## Begin DATA FOR THIS TASK

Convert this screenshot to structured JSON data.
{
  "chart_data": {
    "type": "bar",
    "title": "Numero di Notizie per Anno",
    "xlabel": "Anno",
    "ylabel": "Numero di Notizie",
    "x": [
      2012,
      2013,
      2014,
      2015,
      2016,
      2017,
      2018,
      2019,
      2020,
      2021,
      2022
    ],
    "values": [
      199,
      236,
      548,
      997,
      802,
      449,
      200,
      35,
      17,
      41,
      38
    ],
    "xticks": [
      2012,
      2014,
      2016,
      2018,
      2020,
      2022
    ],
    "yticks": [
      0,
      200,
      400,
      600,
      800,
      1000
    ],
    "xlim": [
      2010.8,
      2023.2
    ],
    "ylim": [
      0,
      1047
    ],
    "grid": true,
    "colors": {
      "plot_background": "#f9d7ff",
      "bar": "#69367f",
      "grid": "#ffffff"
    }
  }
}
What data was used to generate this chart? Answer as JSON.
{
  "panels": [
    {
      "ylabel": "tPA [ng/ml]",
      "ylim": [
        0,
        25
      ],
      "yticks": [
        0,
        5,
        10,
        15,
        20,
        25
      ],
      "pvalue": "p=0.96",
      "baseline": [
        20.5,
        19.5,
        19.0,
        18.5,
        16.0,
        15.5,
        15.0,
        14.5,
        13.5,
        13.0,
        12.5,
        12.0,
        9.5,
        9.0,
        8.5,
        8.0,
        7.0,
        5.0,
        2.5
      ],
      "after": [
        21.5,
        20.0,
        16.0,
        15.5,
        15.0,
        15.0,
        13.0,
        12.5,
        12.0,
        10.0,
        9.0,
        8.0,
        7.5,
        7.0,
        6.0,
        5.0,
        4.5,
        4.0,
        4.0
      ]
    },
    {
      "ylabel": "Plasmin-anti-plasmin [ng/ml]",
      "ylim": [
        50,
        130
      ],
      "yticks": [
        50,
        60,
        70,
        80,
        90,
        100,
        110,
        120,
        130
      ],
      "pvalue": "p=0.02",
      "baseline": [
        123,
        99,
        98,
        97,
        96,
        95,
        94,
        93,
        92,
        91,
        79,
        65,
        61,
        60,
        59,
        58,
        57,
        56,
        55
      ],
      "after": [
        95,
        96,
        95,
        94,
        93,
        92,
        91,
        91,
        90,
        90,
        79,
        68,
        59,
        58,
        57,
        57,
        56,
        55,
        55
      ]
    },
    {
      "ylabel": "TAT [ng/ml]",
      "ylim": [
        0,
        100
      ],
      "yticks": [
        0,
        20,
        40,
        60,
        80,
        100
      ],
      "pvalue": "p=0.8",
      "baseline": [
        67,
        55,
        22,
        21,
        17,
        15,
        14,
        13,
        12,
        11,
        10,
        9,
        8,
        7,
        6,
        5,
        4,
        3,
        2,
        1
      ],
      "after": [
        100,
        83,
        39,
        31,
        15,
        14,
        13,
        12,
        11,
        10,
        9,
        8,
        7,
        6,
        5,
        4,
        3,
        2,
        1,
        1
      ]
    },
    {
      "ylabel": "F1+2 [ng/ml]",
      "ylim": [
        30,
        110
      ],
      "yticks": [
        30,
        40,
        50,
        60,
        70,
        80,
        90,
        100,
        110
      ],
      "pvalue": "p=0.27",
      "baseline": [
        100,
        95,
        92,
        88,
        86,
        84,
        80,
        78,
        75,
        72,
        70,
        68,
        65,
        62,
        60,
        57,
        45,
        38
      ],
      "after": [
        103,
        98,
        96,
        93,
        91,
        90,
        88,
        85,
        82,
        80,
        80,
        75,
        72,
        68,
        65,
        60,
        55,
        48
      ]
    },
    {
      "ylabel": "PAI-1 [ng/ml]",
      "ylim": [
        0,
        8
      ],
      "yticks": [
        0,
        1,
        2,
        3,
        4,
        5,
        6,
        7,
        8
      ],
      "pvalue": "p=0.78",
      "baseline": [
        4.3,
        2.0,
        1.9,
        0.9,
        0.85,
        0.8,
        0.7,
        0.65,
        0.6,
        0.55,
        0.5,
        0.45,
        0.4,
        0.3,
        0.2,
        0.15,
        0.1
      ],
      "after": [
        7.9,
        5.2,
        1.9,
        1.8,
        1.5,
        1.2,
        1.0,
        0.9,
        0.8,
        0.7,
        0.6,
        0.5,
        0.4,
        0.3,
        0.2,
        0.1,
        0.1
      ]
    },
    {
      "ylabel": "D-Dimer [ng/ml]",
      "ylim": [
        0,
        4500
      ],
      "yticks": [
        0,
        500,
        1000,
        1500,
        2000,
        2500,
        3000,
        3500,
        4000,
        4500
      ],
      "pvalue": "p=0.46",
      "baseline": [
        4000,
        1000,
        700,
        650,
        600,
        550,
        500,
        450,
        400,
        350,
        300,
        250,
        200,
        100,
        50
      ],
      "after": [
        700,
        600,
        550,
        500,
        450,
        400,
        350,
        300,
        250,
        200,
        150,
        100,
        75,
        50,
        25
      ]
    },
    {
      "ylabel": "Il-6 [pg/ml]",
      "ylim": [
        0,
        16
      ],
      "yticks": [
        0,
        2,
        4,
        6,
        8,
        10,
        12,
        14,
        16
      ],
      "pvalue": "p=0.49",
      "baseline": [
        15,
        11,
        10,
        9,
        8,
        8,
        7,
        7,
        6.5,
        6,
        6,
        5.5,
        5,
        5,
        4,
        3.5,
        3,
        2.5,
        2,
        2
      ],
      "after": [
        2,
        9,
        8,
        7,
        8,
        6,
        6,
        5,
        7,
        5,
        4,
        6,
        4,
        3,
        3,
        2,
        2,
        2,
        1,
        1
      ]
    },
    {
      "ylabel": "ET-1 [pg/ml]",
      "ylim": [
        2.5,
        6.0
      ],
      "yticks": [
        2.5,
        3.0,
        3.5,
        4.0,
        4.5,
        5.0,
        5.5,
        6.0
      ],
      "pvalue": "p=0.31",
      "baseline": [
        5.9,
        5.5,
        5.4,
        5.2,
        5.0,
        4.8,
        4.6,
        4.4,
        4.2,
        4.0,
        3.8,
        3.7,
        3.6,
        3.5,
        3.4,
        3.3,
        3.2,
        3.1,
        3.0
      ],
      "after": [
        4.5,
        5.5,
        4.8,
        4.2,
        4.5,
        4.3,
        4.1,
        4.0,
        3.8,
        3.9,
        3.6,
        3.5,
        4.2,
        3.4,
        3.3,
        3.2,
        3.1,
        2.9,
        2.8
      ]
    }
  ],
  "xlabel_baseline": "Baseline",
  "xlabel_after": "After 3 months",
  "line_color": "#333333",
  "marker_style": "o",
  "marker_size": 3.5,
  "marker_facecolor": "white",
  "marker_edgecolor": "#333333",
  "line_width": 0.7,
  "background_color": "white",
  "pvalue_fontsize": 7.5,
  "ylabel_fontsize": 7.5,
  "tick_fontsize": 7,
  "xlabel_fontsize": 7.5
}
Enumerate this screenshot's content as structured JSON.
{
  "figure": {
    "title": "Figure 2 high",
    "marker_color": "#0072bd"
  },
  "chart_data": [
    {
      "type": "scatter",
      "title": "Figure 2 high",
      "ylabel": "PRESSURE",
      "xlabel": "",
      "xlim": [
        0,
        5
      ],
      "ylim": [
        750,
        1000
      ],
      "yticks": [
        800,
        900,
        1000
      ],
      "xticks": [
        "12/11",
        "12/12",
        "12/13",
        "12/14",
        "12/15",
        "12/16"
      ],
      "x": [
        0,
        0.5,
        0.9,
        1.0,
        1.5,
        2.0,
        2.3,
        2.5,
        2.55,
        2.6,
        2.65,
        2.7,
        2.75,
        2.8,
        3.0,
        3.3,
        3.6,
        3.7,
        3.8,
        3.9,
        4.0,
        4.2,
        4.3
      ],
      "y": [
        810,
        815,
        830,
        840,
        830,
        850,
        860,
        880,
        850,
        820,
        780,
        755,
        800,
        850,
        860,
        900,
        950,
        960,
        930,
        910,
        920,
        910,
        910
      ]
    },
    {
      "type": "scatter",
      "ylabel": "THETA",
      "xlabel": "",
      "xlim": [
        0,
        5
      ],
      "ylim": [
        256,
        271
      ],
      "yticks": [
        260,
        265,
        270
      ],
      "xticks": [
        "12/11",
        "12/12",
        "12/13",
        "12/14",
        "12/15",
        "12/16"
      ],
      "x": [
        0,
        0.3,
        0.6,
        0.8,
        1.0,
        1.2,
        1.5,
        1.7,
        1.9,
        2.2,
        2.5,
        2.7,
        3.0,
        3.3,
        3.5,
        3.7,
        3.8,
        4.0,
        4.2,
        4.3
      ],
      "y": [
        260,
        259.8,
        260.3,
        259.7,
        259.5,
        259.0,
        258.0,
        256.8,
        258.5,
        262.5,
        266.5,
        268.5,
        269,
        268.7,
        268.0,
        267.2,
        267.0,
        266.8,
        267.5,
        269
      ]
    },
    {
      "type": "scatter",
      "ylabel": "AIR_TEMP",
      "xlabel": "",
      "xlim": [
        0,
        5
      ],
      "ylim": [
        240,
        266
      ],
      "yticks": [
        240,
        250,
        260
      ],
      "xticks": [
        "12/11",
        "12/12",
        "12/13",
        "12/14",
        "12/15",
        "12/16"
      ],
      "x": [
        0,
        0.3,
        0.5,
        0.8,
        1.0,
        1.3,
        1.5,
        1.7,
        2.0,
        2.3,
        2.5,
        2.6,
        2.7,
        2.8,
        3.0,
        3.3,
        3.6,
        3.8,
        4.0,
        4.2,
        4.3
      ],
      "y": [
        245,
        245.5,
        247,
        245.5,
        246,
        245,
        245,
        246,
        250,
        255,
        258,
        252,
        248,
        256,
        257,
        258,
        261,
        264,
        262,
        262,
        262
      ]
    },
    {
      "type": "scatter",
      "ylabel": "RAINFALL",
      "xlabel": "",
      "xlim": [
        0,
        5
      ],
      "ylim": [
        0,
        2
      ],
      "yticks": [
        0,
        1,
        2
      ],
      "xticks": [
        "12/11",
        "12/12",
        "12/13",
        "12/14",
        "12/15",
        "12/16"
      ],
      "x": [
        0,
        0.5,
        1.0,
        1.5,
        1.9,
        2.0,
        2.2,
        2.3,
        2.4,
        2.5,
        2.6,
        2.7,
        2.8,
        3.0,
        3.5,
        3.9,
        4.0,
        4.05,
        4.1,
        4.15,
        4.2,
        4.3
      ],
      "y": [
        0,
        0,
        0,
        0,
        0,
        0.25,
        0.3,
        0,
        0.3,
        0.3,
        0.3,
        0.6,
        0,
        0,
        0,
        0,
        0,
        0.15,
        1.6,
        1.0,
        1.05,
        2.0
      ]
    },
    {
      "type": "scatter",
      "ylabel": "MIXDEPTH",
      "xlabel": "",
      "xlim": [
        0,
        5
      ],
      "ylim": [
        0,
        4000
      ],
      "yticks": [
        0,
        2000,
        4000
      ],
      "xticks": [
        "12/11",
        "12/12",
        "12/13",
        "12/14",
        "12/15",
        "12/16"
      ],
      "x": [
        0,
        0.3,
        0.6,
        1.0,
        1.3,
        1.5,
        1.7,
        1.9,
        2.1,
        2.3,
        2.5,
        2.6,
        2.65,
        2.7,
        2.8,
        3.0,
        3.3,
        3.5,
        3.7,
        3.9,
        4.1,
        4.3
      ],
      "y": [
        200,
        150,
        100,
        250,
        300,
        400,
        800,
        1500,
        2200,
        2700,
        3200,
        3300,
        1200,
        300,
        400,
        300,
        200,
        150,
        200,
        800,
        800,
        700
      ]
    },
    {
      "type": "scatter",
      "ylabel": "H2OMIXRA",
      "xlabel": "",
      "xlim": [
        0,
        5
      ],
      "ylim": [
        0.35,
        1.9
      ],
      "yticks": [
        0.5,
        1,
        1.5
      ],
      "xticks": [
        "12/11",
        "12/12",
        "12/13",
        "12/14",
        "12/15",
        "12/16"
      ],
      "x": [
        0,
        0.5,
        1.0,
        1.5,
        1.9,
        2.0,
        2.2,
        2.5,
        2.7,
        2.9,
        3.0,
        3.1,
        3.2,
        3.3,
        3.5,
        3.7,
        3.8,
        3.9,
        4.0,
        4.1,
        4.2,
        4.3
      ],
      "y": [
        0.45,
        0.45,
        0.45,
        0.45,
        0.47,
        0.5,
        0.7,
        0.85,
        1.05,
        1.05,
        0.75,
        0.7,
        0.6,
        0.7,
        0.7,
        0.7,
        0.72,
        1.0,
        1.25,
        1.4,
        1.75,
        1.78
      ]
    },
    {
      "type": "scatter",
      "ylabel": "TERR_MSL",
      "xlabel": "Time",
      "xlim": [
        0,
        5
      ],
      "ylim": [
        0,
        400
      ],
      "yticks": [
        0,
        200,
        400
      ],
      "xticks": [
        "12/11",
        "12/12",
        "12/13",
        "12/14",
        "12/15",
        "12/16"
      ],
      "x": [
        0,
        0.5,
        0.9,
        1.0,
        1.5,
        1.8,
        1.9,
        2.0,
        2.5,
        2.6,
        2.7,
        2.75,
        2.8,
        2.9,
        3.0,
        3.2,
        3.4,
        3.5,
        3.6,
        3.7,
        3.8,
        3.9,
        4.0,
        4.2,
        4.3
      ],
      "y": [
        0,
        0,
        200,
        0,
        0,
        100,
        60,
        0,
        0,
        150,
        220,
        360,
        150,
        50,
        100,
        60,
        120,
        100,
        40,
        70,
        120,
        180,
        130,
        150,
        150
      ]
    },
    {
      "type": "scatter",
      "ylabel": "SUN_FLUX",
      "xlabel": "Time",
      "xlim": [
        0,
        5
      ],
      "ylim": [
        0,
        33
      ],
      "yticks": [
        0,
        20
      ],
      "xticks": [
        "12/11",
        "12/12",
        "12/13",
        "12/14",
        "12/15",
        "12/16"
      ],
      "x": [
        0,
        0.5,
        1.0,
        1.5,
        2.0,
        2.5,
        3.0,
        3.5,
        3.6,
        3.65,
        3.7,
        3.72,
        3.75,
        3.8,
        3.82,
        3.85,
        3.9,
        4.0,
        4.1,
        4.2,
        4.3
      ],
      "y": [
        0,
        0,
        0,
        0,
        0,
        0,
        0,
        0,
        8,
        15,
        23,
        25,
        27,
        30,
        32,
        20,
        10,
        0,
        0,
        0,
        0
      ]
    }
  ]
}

## End DATA FOR THIS TASK

TASK OBJECTIVE: Tell how many lines of the records above hold the string "Numero". Give no other text.

CORRECT RESPONSE: 2